— begin Data section —

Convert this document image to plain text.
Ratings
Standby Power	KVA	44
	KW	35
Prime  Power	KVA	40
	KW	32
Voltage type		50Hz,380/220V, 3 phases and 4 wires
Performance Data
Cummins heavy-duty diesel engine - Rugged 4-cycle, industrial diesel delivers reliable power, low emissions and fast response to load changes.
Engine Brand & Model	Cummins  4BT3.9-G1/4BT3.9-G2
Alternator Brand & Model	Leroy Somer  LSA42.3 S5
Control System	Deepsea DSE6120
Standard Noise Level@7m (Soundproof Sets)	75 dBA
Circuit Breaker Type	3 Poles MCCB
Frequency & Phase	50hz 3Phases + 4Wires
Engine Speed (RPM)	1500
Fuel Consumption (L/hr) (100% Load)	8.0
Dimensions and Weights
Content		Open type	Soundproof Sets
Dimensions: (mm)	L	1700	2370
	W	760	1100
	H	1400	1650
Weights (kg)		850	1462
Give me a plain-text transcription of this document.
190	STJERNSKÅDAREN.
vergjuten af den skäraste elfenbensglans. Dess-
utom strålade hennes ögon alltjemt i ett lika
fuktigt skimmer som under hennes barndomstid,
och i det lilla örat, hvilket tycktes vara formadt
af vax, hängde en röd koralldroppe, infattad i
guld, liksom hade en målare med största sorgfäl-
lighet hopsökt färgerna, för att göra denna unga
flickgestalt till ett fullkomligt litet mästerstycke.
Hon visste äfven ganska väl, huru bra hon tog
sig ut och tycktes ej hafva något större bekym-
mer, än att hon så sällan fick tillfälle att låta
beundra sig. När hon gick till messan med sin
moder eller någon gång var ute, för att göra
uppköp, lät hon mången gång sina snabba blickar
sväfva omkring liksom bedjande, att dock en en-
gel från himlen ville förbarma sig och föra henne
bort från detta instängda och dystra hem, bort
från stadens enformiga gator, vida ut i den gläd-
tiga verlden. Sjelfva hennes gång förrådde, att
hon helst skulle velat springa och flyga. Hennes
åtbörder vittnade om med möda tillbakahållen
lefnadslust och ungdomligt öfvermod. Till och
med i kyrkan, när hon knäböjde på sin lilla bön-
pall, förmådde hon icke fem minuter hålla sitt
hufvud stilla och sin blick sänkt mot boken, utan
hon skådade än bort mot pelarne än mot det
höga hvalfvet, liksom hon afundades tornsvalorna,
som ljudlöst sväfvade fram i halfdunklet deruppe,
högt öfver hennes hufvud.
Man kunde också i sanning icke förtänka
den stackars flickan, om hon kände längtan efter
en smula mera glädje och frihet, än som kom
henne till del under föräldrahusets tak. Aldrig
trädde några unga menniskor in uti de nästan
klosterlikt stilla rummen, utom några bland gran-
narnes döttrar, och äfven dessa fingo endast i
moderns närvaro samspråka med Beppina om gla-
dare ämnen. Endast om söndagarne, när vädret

— end Data section —

In the listing, find each line with the string "tycktes" and copy it.

- Solution below
och i det lilla örat, hvilket tycktes vara formadt
sig ut och tycktes ej hafva något större bekym-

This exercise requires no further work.